## REQUEST
Go through the data below and gather each line containing "this".

## RECORD SET
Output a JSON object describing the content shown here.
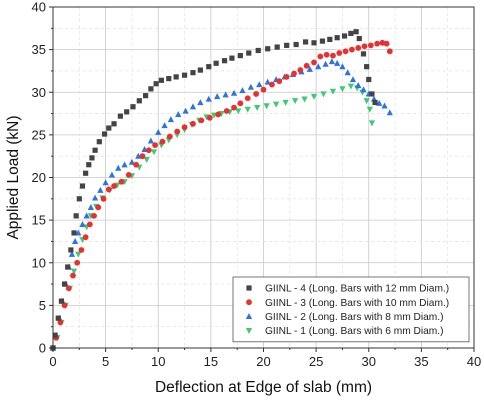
{
  "chart_data": {
    "type": "scatter",
    "xlabel": "Deflection at Edge of slab (mm)",
    "ylabel": "Applied Load (kN)",
    "xlim": [
      0,
      40
    ],
    "ylim": [
      0,
      40
    ],
    "xticks": [
      0,
      5,
      10,
      15,
      20,
      25,
      30,
      35,
      40
    ],
    "yticks": [
      0,
      5,
      10,
      15,
      20,
      25,
      30,
      35,
      40
    ],
    "grid": true,
    "legend_position": "bottom-right",
    "series": [
      {
        "name": "GIINL - 4 (Long. Bars with 12 mm Diam.)",
        "color": "#444444",
        "marker": "square",
        "points": [
          [
            0,
            0
          ],
          [
            0.2,
            1.5
          ],
          [
            0.5,
            3.5
          ],
          [
            0.8,
            5.5
          ],
          [
            1.1,
            7.5
          ],
          [
            1.4,
            9.5
          ],
          [
            1.7,
            11.5
          ],
          [
            2.0,
            13.5
          ],
          [
            2.2,
            15.5
          ],
          [
            2.5,
            17.5
          ],
          [
            2.8,
            19
          ],
          [
            3.1,
            20.5
          ],
          [
            3.4,
            21.5
          ],
          [
            3.7,
            22.3
          ],
          [
            4.0,
            23.2
          ],
          [
            4.4,
            24.2
          ],
          [
            4.9,
            25.1
          ],
          [
            5.3,
            25.8
          ],
          [
            5.8,
            26.3
          ],
          [
            6.4,
            27.2
          ],
          [
            7.0,
            27.7
          ],
          [
            7.6,
            28.3
          ],
          [
            8.2,
            29.0
          ],
          [
            8.8,
            29.6
          ],
          [
            9.3,
            30.4
          ],
          [
            9.8,
            31.0
          ],
          [
            10.3,
            31.4
          ],
          [
            11.0,
            31.6
          ],
          [
            11.7,
            31.8
          ],
          [
            12.5,
            32.0
          ],
          [
            13.3,
            32.3
          ],
          [
            14.0,
            32.6
          ],
          [
            14.8,
            33.0
          ],
          [
            15.5,
            33.4
          ],
          [
            16.3,
            33.7
          ],
          [
            17.0,
            34.0
          ],
          [
            17.8,
            34.3
          ],
          [
            18.6,
            34.6
          ],
          [
            19.5,
            34.9
          ],
          [
            20.4,
            35.1
          ],
          [
            21.3,
            35.3
          ],
          [
            22.2,
            35.5
          ],
          [
            23.1,
            35.6
          ],
          [
            24.0,
            35.9
          ],
          [
            24.8,
            35.8
          ],
          [
            25.6,
            36.0
          ],
          [
            26.3,
            36.2
          ],
          [
            27.0,
            36.4
          ],
          [
            27.7,
            36.6
          ],
          [
            28.3,
            36.9
          ],
          [
            28.8,
            37.1
          ],
          [
            29.1,
            36.3
          ],
          [
            29.5,
            34.5
          ],
          [
            29.8,
            33.0
          ],
          [
            30.0,
            31.5
          ],
          [
            30.3,
            29.8
          ],
          [
            30.6,
            28.8
          ]
        ]
      },
      {
        "name": "GIINL - 3 (Long. Bars with 10 mm Diam.)",
        "color": "#e8312f",
        "marker": "circle",
        "points": [
          [
            0,
            0
          ],
          [
            0.3,
            1.2
          ],
          [
            0.7,
            3.0
          ],
          [
            1.1,
            5.0
          ],
          [
            1.5,
            7.0
          ],
          [
            1.9,
            8.5
          ],
          [
            2.3,
            10.0
          ],
          [
            2.7,
            11.5
          ],
          [
            3.1,
            13.0
          ],
          [
            3.5,
            14.5
          ],
          [
            3.9,
            15.5
          ],
          [
            4.3,
            16.5
          ],
          [
            4.8,
            17.5
          ],
          [
            5.3,
            18.6
          ],
          [
            5.8,
            19.0
          ],
          [
            6.5,
            19.5
          ],
          [
            7.2,
            20.3
          ],
          [
            7.9,
            21.5
          ],
          [
            8.5,
            22.5
          ],
          [
            9.1,
            23.2
          ],
          [
            9.7,
            23.8
          ],
          [
            10.4,
            24.2
          ],
          [
            11.1,
            24.8
          ],
          [
            11.8,
            25.4
          ],
          [
            12.5,
            25.9
          ],
          [
            13.3,
            26.3
          ],
          [
            14.1,
            26.7
          ],
          [
            14.9,
            27.0
          ],
          [
            15.7,
            27.4
          ],
          [
            16.5,
            27.8
          ],
          [
            17.2,
            28.2
          ],
          [
            17.8,
            28.7
          ],
          [
            18.5,
            29.3
          ],
          [
            19.3,
            29.8
          ],
          [
            20.0,
            30.3
          ],
          [
            20.8,
            30.9
          ],
          [
            21.5,
            31.3
          ],
          [
            22.2,
            31.8
          ],
          [
            22.9,
            32.2
          ],
          [
            23.5,
            32.6
          ],
          [
            24.1,
            33.1
          ],
          [
            24.8,
            33.5
          ],
          [
            25.4,
            34.2
          ],
          [
            26.0,
            34.4
          ],
          [
            26.6,
            34.3
          ],
          [
            27.2,
            34.6
          ],
          [
            27.8,
            34.8
          ],
          [
            28.4,
            35.0
          ],
          [
            29.0,
            35.2
          ],
          [
            29.6,
            35.4
          ],
          [
            30.2,
            35.5
          ],
          [
            30.8,
            35.7
          ],
          [
            31.3,
            35.8
          ],
          [
            31.7,
            35.7
          ],
          [
            32.0,
            34.8
          ]
        ]
      },
      {
        "name": "GIINL - 2 (Long. Bars with 8 mm Diam.)",
        "color": "#2f73e0",
        "marker": "triangle-up",
        "points": [
          [
            0,
            0
          ],
          [
            0.3,
            1.5
          ],
          [
            0.6,
            3.5
          ],
          [
            0.9,
            5.5
          ],
          [
            1.2,
            7.5
          ],
          [
            1.5,
            9.5
          ],
          [
            1.8,
            11.0
          ],
          [
            2.1,
            12.5
          ],
          [
            2.4,
            13.5
          ],
          [
            2.8,
            14.5
          ],
          [
            3.2,
            15.5
          ],
          [
            3.6,
            16.5
          ],
          [
            4.0,
            17.6
          ],
          [
            4.5,
            18.5
          ],
          [
            5.0,
            19.4
          ],
          [
            5.6,
            20.3
          ],
          [
            6.2,
            21.1
          ],
          [
            6.8,
            21.5
          ],
          [
            7.5,
            21.8
          ],
          [
            8.1,
            22.5
          ],
          [
            8.7,
            23.3
          ],
          [
            9.3,
            24.3
          ],
          [
            10.0,
            25.3
          ],
          [
            10.6,
            26.1
          ],
          [
            11.2,
            26.8
          ],
          [
            11.9,
            27.4
          ],
          [
            12.6,
            27.8
          ],
          [
            13.3,
            28.3
          ],
          [
            14.0,
            28.8
          ],
          [
            14.8,
            29.2
          ],
          [
            15.6,
            29.5
          ],
          [
            16.4,
            29.7
          ],
          [
            17.2,
            29.9
          ],
          [
            18.0,
            30.2
          ],
          [
            18.8,
            30.6
          ],
          [
            19.6,
            30.9
          ],
          [
            20.4,
            31.2
          ],
          [
            21.2,
            31.5
          ],
          [
            22.0,
            31.8
          ],
          [
            22.8,
            32.1
          ],
          [
            23.6,
            32.4
          ],
          [
            24.4,
            32.7
          ],
          [
            25.2,
            33.0
          ],
          [
            25.9,
            33.3
          ],
          [
            26.5,
            33.6
          ],
          [
            27.0,
            33.4
          ],
          [
            27.5,
            33.0
          ],
          [
            28.0,
            32.3
          ],
          [
            28.5,
            31.5
          ],
          [
            29.0,
            30.8
          ],
          [
            29.5,
            30.3
          ],
          [
            30.0,
            29.8
          ],
          [
            30.5,
            29.2
          ],
          [
            31.0,
            28.7
          ],
          [
            31.5,
            28.4
          ],
          [
            32.0,
            27.6
          ]
        ]
      },
      {
        "name": "GIINL - 1 (Long. Bars with 6 mm Diam.)",
        "color": "#3ec972",
        "marker": "triangle-down",
        "points": [
          [
            0,
            0
          ],
          [
            0.4,
            1.2
          ],
          [
            0.8,
            3.0
          ],
          [
            1.2,
            5.0
          ],
          [
            1.6,
            7.0
          ],
          [
            2.0,
            9.0
          ],
          [
            2.4,
            11.0
          ],
          [
            2.8,
            12.7
          ],
          [
            3.2,
            14.2
          ],
          [
            3.6,
            15.5
          ],
          [
            4.1,
            16.6
          ],
          [
            4.7,
            17.6
          ],
          [
            5.4,
            18.5
          ],
          [
            6.1,
            19.1
          ],
          [
            6.8,
            19.5
          ],
          [
            7.5,
            20.2
          ],
          [
            8.2,
            21.2
          ],
          [
            8.9,
            22.1
          ],
          [
            9.6,
            23.0
          ],
          [
            10.3,
            23.8
          ],
          [
            11.0,
            24.4
          ],
          [
            11.8,
            25.0
          ],
          [
            12.5,
            25.6
          ],
          [
            13.2,
            26.2
          ],
          [
            13.9,
            26.7
          ],
          [
            14.6,
            27.1
          ],
          [
            15.3,
            27.3
          ],
          [
            16.0,
            27.5
          ],
          [
            16.8,
            27.7
          ],
          [
            17.6,
            27.8
          ],
          [
            18.5,
            28.0
          ],
          [
            19.4,
            28.2
          ],
          [
            20.3,
            28.4
          ],
          [
            21.2,
            28.6
          ],
          [
            22.1,
            28.8
          ],
          [
            23.0,
            29.0
          ],
          [
            23.9,
            29.2
          ],
          [
            24.8,
            29.5
          ],
          [
            25.7,
            29.8
          ],
          [
            26.6,
            30.1
          ],
          [
            27.5,
            30.4
          ],
          [
            28.3,
            30.7
          ],
          [
            28.9,
            30.5
          ],
          [
            29.4,
            30.0
          ],
          [
            29.8,
            29.0
          ],
          [
            30.1,
            28.0
          ],
          [
            30.3,
            26.4
          ]
        ]
      }
    ]
  }
}
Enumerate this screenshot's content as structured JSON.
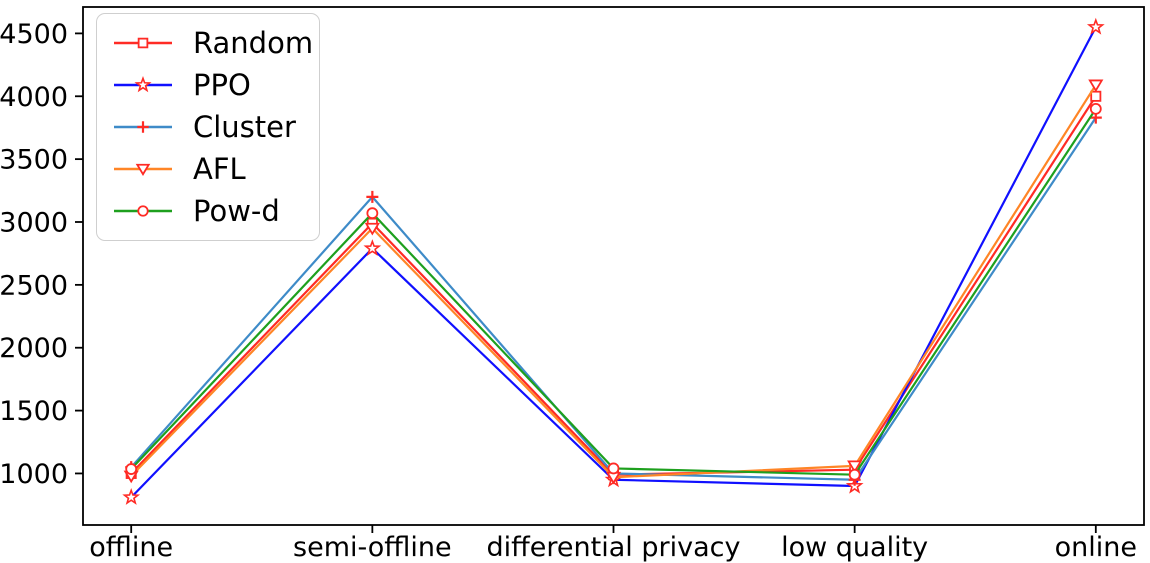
{
  "chart_data": {
    "type": "line",
    "title": "",
    "xlabel": "",
    "ylabel": "",
    "categories": [
      "offline",
      "semi-offline",
      "differential privacy",
      "low quality",
      "online"
    ],
    "series": [
      {
        "name": "Random",
        "color": "#ff2b25",
        "marker": "square",
        "values": [
          1000,
          2990,
          990,
          1030,
          4000
        ]
      },
      {
        "name": "PPO",
        "color": "#1010ff",
        "marker": "star",
        "values": [
          810,
          2790,
          950,
          900,
          4550
        ]
      },
      {
        "name": "Cluster",
        "color": "#3e8bc8",
        "marker": "plus",
        "values": [
          1050,
          3200,
          1000,
          950,
          3830
        ]
      },
      {
        "name": "AFL",
        "color": "#ff8526",
        "marker": "triangle-down",
        "values": [
          980,
          2950,
          970,
          1060,
          4090
        ]
      },
      {
        "name": "Pow-d",
        "color": "#1ea01e",
        "marker": "circle",
        "values": [
          1035,
          3070,
          1040,
          990,
          3900
        ]
      }
    ],
    "marker_color": "#ff2b25",
    "yticks": [
      1000,
      1500,
      2000,
      2500,
      3000,
      3500,
      4000,
      4500
    ],
    "ylim": [
      590,
      4710
    ],
    "grid": false,
    "legend_position": "upper left",
    "axis_color": "#000000",
    "background_color": "#ffffff"
  }
}
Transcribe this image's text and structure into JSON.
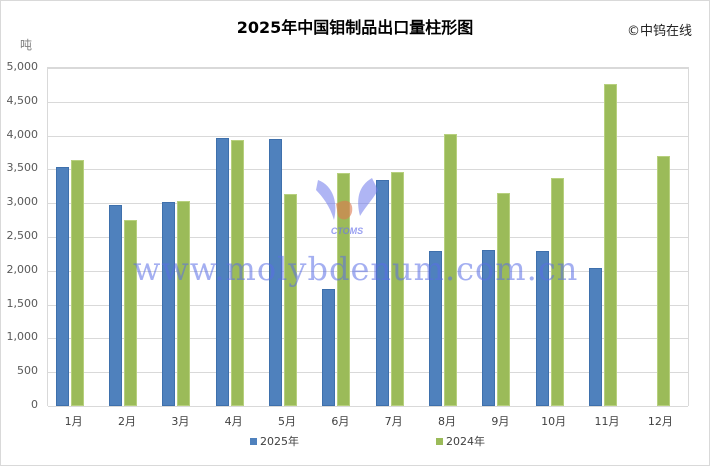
{
  "chart_data": {
    "type": "bar",
    "title": "2025年中国钼制品出口量柱形图",
    "copyright": "©中钨在线",
    "ylabel": "吨",
    "xlabel": "",
    "ylim": [
      0,
      5000
    ],
    "yticks": [
      "0",
      "500",
      "1,000",
      "1,500",
      "2,000",
      "2,500",
      "3,000",
      "3,500",
      "4,000",
      "4,500",
      "5,000"
    ],
    "grid": true,
    "legend_position": "bottom",
    "categories": [
      "1月",
      "2月",
      "3月",
      "4月",
      "5月",
      "6月",
      "7月",
      "8月",
      "9月",
      "10月",
      "11月",
      "12月"
    ],
    "series": [
      {
        "name": "2025年",
        "color": "#4f81bd",
        "values": [
          3535,
          2975,
          3020,
          3965,
          3950,
          1730,
          3345,
          2295,
          2310,
          2295,
          2040,
          null
        ]
      },
      {
        "name": "2024年",
        "color": "#9bbb59",
        "values": [
          3640,
          2750,
          3035,
          3935,
          3135,
          3445,
          3460,
          4025,
          3150,
          3375,
          4765,
          3700
        ]
      }
    ]
  },
  "watermark": {
    "text": "www.molybdenum.com.cn",
    "logo_text": "CTOMS"
  }
}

## EXPECTED OUTPUT
Enumerate this screenshot's content as structured JSON.
Transcribe this image's text and structure into JSON.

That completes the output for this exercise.